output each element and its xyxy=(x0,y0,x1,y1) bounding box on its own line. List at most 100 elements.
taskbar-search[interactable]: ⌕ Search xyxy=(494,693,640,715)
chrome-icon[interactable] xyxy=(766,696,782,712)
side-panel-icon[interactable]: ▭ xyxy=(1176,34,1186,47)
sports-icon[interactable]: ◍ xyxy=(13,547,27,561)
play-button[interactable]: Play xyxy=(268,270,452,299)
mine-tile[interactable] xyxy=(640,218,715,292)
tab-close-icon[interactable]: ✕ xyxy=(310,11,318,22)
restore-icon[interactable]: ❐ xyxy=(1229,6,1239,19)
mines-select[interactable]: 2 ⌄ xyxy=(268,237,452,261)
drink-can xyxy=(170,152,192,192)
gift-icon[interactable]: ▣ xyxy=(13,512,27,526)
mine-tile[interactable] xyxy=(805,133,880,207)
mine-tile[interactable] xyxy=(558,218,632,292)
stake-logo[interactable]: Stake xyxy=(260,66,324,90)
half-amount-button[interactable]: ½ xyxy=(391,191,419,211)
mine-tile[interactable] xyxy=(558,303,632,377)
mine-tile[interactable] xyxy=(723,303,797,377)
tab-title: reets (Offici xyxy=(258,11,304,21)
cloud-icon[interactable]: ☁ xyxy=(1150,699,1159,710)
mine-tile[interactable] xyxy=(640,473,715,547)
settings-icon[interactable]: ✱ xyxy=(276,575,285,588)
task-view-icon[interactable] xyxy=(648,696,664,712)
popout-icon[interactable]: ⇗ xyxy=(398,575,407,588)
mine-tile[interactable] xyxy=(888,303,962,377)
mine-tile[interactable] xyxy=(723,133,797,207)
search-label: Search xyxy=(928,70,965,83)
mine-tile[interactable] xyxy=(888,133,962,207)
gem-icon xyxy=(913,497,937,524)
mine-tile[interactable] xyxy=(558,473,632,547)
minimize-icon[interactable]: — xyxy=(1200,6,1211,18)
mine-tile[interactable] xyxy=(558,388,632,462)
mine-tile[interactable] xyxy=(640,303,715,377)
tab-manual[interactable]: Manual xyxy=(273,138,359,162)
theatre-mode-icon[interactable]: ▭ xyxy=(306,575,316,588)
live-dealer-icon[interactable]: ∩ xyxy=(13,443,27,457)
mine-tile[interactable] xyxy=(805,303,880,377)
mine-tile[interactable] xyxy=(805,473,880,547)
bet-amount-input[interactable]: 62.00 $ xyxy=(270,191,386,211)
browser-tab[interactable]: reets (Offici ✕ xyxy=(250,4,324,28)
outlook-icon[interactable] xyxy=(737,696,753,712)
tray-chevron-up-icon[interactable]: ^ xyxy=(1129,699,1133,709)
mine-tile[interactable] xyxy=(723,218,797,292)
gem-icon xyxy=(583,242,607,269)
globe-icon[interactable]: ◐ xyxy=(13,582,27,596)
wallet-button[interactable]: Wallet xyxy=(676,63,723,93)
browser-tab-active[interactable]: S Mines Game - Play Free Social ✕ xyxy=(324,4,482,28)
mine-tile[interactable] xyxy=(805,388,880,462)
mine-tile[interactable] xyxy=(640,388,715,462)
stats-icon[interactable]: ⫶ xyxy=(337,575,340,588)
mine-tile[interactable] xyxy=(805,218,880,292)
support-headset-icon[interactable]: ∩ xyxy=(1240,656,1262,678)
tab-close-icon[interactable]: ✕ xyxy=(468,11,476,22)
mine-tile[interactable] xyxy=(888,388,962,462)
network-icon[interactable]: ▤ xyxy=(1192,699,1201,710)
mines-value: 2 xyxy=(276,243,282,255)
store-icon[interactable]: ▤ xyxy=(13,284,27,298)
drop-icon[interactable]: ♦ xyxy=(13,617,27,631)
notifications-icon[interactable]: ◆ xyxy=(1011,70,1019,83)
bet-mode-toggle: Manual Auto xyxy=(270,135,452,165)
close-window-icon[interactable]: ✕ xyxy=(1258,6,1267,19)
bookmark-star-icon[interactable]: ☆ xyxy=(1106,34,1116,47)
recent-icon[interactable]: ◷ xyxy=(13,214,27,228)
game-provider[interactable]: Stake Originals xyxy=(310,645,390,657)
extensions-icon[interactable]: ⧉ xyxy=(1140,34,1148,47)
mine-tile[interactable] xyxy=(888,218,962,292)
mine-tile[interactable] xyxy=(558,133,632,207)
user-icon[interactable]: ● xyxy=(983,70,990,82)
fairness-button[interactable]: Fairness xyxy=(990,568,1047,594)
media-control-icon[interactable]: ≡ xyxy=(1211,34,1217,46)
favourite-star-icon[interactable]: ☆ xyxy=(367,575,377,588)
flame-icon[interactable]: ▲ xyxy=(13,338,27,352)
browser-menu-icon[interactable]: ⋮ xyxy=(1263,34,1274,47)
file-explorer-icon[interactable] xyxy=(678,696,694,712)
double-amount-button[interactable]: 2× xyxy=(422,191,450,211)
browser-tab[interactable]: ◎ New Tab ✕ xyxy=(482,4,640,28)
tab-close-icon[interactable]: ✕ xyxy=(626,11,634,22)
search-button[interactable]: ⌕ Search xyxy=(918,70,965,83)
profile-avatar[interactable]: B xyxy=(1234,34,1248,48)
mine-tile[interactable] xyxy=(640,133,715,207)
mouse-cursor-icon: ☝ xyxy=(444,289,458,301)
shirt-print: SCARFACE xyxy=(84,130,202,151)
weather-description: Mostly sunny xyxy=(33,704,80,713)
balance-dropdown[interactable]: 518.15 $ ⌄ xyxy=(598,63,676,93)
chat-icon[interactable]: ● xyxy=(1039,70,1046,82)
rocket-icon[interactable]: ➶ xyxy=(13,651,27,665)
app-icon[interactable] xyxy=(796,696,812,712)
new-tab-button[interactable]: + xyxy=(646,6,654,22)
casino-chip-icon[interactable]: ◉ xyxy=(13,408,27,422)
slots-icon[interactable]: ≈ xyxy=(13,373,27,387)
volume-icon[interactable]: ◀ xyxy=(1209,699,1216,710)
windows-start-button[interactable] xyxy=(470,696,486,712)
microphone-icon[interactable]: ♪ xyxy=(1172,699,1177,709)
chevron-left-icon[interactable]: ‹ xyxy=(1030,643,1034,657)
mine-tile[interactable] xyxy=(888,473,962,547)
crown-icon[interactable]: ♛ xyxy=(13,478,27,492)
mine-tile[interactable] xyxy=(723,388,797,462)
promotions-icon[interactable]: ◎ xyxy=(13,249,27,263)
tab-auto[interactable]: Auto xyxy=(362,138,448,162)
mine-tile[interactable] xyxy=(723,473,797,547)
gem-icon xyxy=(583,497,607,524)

**WORK INSTRUCTIONS**
Copy every line above, character for character.

**ANSWER FOR THIS EXERCISE**
output each element and its xyxy=(x0,y0,x1,y1) bounding box on its own line. List at most 100 elements.
taskbar-search[interactable]: ⌕ Search xyxy=(494,693,640,715)
chrome-icon[interactable] xyxy=(766,696,782,712)
side-panel-icon[interactable]: ▭ xyxy=(1176,34,1186,47)
sports-icon[interactable]: ◍ xyxy=(13,547,27,561)
play-button[interactable]: Play xyxy=(268,270,452,299)
mine-tile[interactable] xyxy=(640,218,715,292)
tab-close-icon[interactable]: ✕ xyxy=(310,11,318,22)
restore-icon[interactable]: ❐ xyxy=(1229,6,1239,19)
mines-select[interactable]: 2 ⌄ xyxy=(268,237,452,261)
drink-can xyxy=(170,152,192,192)
gift-icon[interactable]: ▣ xyxy=(13,512,27,526)
mine-tile[interactable] xyxy=(805,133,880,207)
mine-tile[interactable] xyxy=(558,218,632,292)
stake-logo[interactable]: Stake xyxy=(260,66,324,90)
half-amount-button[interactable]: ½ xyxy=(391,191,419,211)
mine-tile[interactable] xyxy=(558,303,632,377)
mine-tile[interactable] xyxy=(723,303,797,377)
tab-title: reets (Offici xyxy=(258,11,304,21)
cloud-icon[interactable]: ☁ xyxy=(1150,699,1159,710)
mine-tile[interactable] xyxy=(640,473,715,547)
settings-icon[interactable]: ✱ xyxy=(276,575,285,588)
task-view-icon[interactable] xyxy=(648,696,664,712)
popout-icon[interactable]: ⇗ xyxy=(398,575,407,588)
mine-tile[interactable] xyxy=(888,303,962,377)
mine-tile[interactable] xyxy=(723,133,797,207)
search-label: Search xyxy=(928,70,965,83)
mine-tile[interactable] xyxy=(888,133,962,207)
gem-icon xyxy=(913,497,937,524)
mine-tile[interactable] xyxy=(558,473,632,547)
minimize-icon[interactable]: — xyxy=(1200,6,1211,18)
mine-tile[interactable] xyxy=(558,388,632,462)
mine-tile[interactable] xyxy=(640,303,715,377)
tab-manual[interactable]: Manual xyxy=(273,138,359,162)
theatre-mode-icon[interactable]: ▭ xyxy=(306,575,316,588)
live-dealer-icon[interactable]: ∩ xyxy=(13,443,27,457)
mine-tile[interactable] xyxy=(805,303,880,377)
mine-tile[interactable] xyxy=(805,473,880,547)
bet-amount-input[interactable]: 62.00 $ xyxy=(270,191,386,211)
browser-tab[interactable]: reets (Offici ✕ xyxy=(250,4,324,28)
outlook-icon[interactable] xyxy=(737,696,753,712)
tray-chevron-up-icon[interactable]: ^ xyxy=(1129,699,1133,709)
mine-tile[interactable] xyxy=(723,218,797,292)
gem-icon xyxy=(583,242,607,269)
globe-icon[interactable]: ◐ xyxy=(13,582,27,596)
wallet-button[interactable]: Wallet xyxy=(676,63,723,93)
browser-tab-active[interactable]: S Mines Game - Play Free Social ✕ xyxy=(324,4,482,28)
mine-tile[interactable] xyxy=(805,388,880,462)
mine-tile[interactable] xyxy=(640,388,715,462)
stats-icon[interactable]: ⫶ xyxy=(337,575,340,588)
mine-tile[interactable] xyxy=(805,218,880,292)
support-headset-icon[interactable]: ∩ xyxy=(1240,656,1262,678)
tab-close-icon[interactable]: ✕ xyxy=(468,11,476,22)
mine-tile[interactable] xyxy=(888,388,962,462)
network-icon[interactable]: ▤ xyxy=(1192,699,1201,710)
mines-value: 2 xyxy=(276,243,282,255)
store-icon[interactable]: ▤ xyxy=(13,284,27,298)
drop-icon[interactable]: ♦ xyxy=(13,617,27,631)
notifications-icon[interactable]: ◆ xyxy=(1011,70,1019,83)
bet-mode-toggle: Manual Auto xyxy=(270,135,452,165)
close-window-icon[interactable]: ✕ xyxy=(1258,6,1267,19)
bookmark-star-icon[interactable]: ☆ xyxy=(1106,34,1116,47)
recent-icon[interactable]: ◷ xyxy=(13,214,27,228)
game-provider[interactable]: Stake Originals xyxy=(310,645,390,657)
extensions-icon[interactable]: ⧉ xyxy=(1140,34,1148,47)
mine-tile[interactable] xyxy=(888,218,962,292)
mine-tile[interactable] xyxy=(558,133,632,207)
user-icon[interactable]: ● xyxy=(983,70,990,82)
fairness-button[interactable]: Fairness xyxy=(990,568,1047,594)
media-control-icon[interactable]: ≡ xyxy=(1211,34,1217,46)
favourite-star-icon[interactable]: ☆ xyxy=(367,575,377,588)
flame-icon[interactable]: ▲ xyxy=(13,338,27,352)
browser-menu-icon[interactable]: ⋮ xyxy=(1263,34,1274,47)
file-explorer-icon[interactable] xyxy=(678,696,694,712)
double-amount-button[interactable]: 2× xyxy=(422,191,450,211)
browser-tab[interactable]: ◎ New Tab ✕ xyxy=(482,4,640,28)
tab-close-icon[interactable]: ✕ xyxy=(626,11,634,22)
search-button[interactable]: ⌕ Search xyxy=(918,70,965,83)
profile-avatar[interactable]: B xyxy=(1234,34,1248,48)
mine-tile[interactable] xyxy=(640,133,715,207)
mouse-cursor-icon: ☝ xyxy=(444,289,458,301)
shirt-print: SCARFACE xyxy=(84,130,202,151)
weather-description: Mostly sunny xyxy=(33,704,80,713)
balance-dropdown[interactable]: 518.15 $ ⌄ xyxy=(598,63,676,93)
chat-icon[interactable]: ● xyxy=(1039,70,1046,82)
rocket-icon[interactable]: ➶ xyxy=(13,651,27,665)
app-icon[interactable] xyxy=(796,696,812,712)
new-tab-button[interactable]: + xyxy=(646,6,654,22)
casino-chip-icon[interactable]: ◉ xyxy=(13,408,27,422)
slots-icon[interactable]: ≈ xyxy=(13,373,27,387)
volume-icon[interactable]: ◀ xyxy=(1209,699,1216,710)
windows-start-button[interactable] xyxy=(470,696,486,712)
microphone-icon[interactable]: ♪ xyxy=(1172,699,1177,709)
chevron-left-icon[interactable]: ‹ xyxy=(1030,643,1034,657)
mine-tile[interactable] xyxy=(888,473,962,547)
crown-icon[interactable]: ♛ xyxy=(13,478,27,492)
mine-tile[interactable] xyxy=(723,388,797,462)
promotions-icon[interactable]: ◎ xyxy=(13,249,27,263)
tab-auto[interactable]: Auto xyxy=(362,138,448,162)
mine-tile[interactable] xyxy=(723,473,797,547)
gem-icon xyxy=(583,497,607,524)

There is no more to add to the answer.